• Problem description
Find every line with the word "Rueckgabewerte". Copy those lines.
________________________
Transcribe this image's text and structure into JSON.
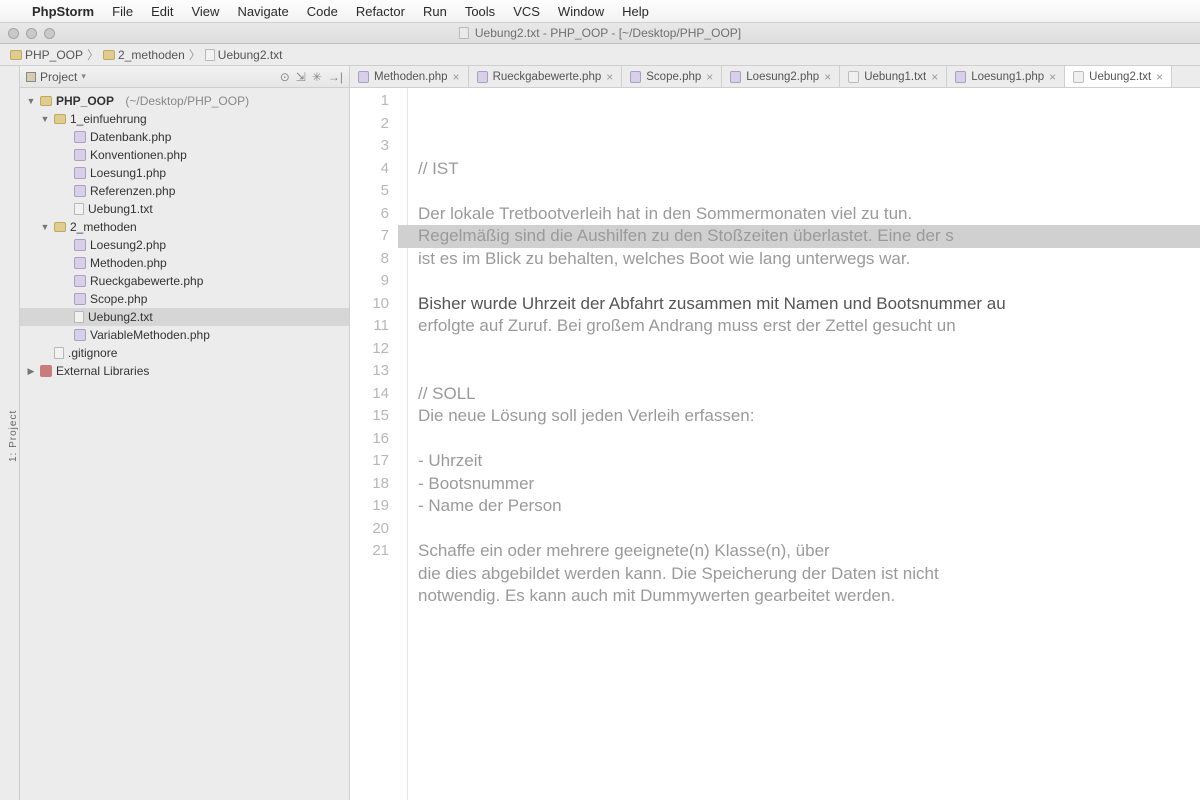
{
  "menubar": {
    "app": "PhpStorm",
    "items": [
      "File",
      "Edit",
      "View",
      "Navigate",
      "Code",
      "Refactor",
      "Run",
      "Tools",
      "VCS",
      "Window",
      "Help"
    ]
  },
  "window": {
    "title": "Uebung2.txt - PHP_OOP - [~/Desktop/PHP_OOP]"
  },
  "breadcrumb": [
    {
      "icon": "folder",
      "label": "PHP_OOP"
    },
    {
      "icon": "folder",
      "label": "2_methoden"
    },
    {
      "icon": "file",
      "label": "Uebung2.txt"
    }
  ],
  "left_rail": {
    "label": "1: Project"
  },
  "project_panel": {
    "title": "Project",
    "tree": {
      "root": {
        "name": "PHP_OOP",
        "path": "(~/Desktop/PHP_OOP)"
      },
      "folder1": {
        "name": "1_einfuehrung",
        "files": [
          "Datenbank.php",
          "Konventionen.php",
          "Loesung1.php",
          "Referenzen.php",
          "Uebung1.txt"
        ]
      },
      "folder2": {
        "name": "2_methoden",
        "files": [
          "Loesung2.php",
          "Methoden.php",
          "Rueckgabewerte.php",
          "Scope.php",
          "Uebung2.txt",
          "VariableMethoden.php"
        ]
      },
      "gitignore": ".gitignore",
      "extlib": "External Libraries"
    },
    "selected": "Uebung2.txt"
  },
  "tabs": [
    {
      "label": "Methoden.php",
      "type": "php"
    },
    {
      "label": "Rueckgabewerte.php",
      "type": "php"
    },
    {
      "label": "Scope.php",
      "type": "php"
    },
    {
      "label": "Loesung2.php",
      "type": "php"
    },
    {
      "label": "Uebung1.txt",
      "type": "txt"
    },
    {
      "label": "Loesung1.php",
      "type": "php"
    },
    {
      "label": "Uebung2.txt",
      "type": "txt",
      "active": true
    }
  ],
  "editor": {
    "highlighted_line": 7,
    "lines": [
      "// IST",
      "",
      "Der lokale Tretbootverleih hat in den Sommermonaten viel zu tun.",
      "Regelmäßig sind die Aushilfen zu den Stoßzeiten überlastet. Eine der s",
      "ist es im Blick zu behalten, welches Boot wie lang unterwegs war.",
      "",
      "Bisher wurde Uhrzeit der Abfahrt zusammen mit Namen und Bootsnummer au",
      "erfolgte auf Zuruf. Bei großem Andrang muss erst der Zettel gesucht un",
      "",
      "",
      "// SOLL",
      "Die neue Lösung soll jeden Verleih erfassen:",
      "",
      "- Uhrzeit",
      "- Bootsnummer",
      "- Name der Person",
      "",
      "Schaffe ein oder mehrere geeignete(n) Klasse(n), über",
      "die dies abgebildet werden kann. Die Speicherung der Daten ist nicht",
      "notwendig. Es kann auch mit Dummywerten gearbeitet werden.",
      ""
    ]
  }
}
________________________
• Answer below
          "Rueckgabewerte.php",
      "label": "Rueckgabewerte.php",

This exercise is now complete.